● **To do**
Gather, from the data below, each line in which the word "name" occurs.

● **Given entries**
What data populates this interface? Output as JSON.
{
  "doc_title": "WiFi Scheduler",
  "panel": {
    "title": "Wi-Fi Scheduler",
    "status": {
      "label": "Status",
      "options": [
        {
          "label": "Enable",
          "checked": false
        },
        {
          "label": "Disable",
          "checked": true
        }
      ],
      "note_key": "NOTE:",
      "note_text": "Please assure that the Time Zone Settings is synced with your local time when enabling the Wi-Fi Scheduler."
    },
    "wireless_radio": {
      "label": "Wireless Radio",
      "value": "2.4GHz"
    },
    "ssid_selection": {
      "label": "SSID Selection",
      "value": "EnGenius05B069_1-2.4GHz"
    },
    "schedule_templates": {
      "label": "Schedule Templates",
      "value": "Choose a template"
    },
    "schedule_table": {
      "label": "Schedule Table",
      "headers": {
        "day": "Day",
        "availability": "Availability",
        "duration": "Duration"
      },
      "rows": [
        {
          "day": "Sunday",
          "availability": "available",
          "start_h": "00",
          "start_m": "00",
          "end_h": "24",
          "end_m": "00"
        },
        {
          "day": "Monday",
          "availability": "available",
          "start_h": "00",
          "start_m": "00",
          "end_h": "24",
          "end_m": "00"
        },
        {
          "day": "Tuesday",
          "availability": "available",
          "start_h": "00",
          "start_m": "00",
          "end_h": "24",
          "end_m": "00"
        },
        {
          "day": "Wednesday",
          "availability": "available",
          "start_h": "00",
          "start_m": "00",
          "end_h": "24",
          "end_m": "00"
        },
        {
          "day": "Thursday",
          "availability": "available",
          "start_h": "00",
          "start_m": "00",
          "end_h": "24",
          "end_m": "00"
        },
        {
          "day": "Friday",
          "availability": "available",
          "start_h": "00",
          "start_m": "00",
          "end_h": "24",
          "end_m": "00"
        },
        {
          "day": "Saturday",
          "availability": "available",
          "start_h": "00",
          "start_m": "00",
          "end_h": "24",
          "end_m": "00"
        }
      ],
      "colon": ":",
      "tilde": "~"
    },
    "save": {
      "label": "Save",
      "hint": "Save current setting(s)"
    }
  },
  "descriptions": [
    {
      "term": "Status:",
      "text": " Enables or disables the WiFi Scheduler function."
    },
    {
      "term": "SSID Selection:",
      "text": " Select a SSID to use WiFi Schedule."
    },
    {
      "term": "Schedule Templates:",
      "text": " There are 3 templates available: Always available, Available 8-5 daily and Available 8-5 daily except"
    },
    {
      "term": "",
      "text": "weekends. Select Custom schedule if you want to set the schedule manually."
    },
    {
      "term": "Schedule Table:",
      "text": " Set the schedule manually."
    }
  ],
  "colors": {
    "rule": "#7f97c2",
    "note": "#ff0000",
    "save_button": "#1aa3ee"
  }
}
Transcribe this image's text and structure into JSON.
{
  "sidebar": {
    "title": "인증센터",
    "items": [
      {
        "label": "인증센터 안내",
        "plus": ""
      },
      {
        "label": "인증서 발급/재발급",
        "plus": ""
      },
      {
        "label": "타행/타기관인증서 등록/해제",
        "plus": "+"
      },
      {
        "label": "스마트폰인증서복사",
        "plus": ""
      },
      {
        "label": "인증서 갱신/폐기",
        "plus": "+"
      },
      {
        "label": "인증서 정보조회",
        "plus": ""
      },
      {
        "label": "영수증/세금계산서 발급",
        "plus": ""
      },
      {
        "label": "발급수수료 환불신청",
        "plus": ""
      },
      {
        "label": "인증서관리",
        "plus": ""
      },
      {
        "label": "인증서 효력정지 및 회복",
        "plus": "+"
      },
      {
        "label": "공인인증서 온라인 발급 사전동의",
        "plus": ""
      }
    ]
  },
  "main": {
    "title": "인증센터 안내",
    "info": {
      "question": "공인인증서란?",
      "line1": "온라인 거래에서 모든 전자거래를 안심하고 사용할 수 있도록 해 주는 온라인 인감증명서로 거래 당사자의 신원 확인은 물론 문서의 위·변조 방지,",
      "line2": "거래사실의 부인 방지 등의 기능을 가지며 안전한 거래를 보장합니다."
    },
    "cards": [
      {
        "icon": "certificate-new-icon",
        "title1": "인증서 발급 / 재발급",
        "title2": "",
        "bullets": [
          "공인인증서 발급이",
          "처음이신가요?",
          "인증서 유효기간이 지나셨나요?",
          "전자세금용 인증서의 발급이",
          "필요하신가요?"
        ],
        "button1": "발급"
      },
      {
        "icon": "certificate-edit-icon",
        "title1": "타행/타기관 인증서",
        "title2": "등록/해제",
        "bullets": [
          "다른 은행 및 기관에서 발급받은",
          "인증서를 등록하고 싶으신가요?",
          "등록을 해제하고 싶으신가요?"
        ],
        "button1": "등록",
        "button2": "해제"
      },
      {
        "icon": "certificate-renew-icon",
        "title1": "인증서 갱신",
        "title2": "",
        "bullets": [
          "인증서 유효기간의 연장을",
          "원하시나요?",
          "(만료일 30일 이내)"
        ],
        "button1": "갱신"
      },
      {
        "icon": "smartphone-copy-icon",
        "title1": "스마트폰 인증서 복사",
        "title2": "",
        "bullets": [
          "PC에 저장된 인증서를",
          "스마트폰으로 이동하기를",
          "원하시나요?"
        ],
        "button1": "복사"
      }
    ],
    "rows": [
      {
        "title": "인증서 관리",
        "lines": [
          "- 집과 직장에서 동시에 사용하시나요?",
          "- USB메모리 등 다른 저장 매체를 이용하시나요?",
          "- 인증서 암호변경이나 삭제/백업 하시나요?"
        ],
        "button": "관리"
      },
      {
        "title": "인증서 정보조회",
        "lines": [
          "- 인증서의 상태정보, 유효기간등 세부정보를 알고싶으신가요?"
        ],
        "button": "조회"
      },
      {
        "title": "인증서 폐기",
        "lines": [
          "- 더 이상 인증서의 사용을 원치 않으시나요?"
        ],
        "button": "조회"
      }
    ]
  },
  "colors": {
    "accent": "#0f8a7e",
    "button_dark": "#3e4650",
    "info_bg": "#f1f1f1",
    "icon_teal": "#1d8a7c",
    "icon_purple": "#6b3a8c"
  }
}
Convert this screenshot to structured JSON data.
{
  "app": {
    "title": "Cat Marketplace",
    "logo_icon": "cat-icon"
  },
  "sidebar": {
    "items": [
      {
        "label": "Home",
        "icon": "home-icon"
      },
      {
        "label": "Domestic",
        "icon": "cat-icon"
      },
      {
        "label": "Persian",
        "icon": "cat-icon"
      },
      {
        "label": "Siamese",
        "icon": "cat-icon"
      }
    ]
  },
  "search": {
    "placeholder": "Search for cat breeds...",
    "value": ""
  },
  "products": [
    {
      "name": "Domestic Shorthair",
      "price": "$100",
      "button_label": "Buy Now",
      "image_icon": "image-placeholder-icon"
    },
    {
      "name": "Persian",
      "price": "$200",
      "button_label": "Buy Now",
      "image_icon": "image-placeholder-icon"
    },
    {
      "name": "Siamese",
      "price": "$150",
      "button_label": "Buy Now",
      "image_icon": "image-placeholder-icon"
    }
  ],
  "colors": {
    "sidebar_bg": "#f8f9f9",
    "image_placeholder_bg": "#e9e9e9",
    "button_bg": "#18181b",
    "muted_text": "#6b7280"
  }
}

● **Exercise result**
      "name": "Domestic Shorthair",
      "name": "Persian",
      "name": "Siamese",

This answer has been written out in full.